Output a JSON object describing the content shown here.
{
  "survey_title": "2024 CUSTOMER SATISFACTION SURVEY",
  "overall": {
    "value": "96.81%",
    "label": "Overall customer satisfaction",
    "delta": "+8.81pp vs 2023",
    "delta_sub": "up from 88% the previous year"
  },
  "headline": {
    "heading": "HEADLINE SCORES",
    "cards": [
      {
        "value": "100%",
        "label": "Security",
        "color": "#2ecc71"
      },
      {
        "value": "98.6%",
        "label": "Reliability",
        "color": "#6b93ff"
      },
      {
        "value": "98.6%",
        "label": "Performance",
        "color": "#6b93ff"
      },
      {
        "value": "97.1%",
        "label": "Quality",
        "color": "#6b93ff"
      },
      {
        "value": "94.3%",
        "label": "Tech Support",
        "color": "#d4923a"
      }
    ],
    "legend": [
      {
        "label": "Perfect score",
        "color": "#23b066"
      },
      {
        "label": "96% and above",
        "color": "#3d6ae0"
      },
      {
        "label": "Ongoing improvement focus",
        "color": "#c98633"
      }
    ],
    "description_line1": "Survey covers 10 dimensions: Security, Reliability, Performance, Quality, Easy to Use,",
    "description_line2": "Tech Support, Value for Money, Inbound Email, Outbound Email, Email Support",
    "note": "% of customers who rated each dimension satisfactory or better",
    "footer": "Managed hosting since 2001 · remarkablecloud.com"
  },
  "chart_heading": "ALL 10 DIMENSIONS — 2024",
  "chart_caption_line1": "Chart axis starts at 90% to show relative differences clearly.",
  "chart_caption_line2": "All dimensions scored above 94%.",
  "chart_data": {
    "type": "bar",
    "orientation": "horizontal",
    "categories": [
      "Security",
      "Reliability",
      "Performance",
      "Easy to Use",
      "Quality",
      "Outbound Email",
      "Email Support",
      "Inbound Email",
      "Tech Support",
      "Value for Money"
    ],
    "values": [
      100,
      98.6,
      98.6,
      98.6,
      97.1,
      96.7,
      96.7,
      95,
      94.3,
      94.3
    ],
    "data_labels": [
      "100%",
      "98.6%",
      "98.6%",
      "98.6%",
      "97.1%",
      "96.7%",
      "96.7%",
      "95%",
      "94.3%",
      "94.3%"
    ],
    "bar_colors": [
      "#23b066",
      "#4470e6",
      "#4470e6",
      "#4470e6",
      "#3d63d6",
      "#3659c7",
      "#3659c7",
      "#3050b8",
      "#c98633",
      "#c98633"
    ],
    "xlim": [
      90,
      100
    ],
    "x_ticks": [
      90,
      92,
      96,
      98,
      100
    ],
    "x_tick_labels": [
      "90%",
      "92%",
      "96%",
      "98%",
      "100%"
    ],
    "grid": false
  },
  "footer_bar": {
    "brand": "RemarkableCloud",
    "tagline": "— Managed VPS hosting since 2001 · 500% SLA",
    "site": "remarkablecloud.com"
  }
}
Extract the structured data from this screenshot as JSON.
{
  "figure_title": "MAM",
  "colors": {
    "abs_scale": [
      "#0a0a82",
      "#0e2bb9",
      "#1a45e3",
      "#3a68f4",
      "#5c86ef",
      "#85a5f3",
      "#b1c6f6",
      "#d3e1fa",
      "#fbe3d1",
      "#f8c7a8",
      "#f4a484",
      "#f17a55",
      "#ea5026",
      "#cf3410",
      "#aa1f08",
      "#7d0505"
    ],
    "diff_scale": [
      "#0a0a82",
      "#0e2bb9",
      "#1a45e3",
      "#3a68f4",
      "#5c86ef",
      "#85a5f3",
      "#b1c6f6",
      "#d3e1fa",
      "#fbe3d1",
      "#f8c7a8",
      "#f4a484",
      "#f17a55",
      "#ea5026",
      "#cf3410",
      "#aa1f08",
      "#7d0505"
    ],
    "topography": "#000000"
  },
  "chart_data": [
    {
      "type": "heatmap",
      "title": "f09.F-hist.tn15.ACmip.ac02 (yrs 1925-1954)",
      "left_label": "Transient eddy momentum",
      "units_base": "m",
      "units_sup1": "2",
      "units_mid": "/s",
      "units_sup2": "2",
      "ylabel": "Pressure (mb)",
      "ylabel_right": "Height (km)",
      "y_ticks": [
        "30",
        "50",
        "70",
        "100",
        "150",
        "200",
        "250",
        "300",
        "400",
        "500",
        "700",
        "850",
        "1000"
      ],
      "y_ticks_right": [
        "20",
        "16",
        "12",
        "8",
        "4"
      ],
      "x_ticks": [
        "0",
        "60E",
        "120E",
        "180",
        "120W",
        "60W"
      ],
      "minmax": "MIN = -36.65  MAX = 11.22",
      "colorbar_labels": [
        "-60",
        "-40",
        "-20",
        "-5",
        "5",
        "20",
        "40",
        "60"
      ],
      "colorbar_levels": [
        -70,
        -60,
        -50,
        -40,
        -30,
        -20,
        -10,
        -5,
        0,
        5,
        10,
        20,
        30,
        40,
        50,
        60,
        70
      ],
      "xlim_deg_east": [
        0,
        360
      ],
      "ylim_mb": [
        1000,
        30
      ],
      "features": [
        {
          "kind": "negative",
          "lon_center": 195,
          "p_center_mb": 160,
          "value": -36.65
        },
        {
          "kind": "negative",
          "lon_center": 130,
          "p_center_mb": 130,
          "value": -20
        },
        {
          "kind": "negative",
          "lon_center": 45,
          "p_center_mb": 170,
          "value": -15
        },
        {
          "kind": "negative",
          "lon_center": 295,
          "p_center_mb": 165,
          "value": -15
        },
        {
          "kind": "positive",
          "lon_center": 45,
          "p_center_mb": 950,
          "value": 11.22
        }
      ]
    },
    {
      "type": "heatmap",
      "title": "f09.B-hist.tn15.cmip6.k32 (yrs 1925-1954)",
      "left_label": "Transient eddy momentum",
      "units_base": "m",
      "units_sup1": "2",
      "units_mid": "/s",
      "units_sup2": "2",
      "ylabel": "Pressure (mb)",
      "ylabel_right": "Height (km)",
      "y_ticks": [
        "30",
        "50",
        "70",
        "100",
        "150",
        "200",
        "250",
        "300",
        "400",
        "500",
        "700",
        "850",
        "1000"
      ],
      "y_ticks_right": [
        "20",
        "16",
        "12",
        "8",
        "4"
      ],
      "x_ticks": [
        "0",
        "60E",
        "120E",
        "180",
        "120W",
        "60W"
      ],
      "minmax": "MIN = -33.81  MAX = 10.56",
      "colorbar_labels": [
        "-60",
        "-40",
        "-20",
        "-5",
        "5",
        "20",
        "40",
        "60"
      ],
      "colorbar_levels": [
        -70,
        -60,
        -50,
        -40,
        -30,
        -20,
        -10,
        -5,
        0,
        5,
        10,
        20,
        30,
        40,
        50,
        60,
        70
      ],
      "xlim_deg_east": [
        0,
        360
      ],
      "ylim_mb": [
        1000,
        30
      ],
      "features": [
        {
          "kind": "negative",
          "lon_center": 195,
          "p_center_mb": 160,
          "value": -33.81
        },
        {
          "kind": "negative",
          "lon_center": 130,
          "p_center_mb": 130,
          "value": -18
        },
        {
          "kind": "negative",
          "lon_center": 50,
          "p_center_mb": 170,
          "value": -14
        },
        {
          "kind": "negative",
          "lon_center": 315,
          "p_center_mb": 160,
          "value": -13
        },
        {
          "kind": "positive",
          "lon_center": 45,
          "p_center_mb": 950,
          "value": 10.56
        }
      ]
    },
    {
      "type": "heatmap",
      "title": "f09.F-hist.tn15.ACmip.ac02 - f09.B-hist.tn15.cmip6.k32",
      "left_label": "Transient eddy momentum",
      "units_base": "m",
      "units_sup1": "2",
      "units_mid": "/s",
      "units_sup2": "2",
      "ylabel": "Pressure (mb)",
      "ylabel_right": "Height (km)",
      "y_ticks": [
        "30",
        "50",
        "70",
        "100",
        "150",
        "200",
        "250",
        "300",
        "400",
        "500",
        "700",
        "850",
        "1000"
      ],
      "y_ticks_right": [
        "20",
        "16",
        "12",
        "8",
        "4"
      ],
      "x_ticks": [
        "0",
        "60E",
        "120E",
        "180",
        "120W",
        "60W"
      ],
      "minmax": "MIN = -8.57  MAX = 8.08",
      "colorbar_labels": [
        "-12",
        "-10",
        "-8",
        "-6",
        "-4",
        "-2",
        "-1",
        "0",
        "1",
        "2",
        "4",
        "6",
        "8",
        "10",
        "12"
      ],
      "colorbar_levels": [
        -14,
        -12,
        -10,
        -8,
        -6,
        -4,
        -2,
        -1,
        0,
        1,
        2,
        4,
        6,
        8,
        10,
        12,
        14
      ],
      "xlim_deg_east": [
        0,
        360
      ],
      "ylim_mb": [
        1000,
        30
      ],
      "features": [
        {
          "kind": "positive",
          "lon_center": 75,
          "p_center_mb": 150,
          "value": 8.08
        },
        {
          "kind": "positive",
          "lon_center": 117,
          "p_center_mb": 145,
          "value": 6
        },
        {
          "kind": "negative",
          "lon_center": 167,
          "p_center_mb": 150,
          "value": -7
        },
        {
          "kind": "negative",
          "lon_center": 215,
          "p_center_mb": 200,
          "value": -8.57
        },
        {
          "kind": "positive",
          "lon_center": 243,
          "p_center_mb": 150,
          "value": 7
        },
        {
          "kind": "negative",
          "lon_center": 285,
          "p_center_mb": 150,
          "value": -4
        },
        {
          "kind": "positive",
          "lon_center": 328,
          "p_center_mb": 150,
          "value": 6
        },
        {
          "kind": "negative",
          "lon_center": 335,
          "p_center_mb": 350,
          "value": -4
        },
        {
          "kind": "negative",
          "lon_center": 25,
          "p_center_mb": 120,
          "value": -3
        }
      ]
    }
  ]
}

--------------------------------

**SHORT EXERCISE**
Among the records above, find each line holding the string "ACmip" and pull it out.

**COMPLETED EXERCISE**
      "title": "f09.F-hist.tn15.ACmip.ac02 (yrs 1925-1954)",
      "title": "f09.F-hist.tn15.ACmip.ac02 - f09.B-hist.tn15.cmip6.k32",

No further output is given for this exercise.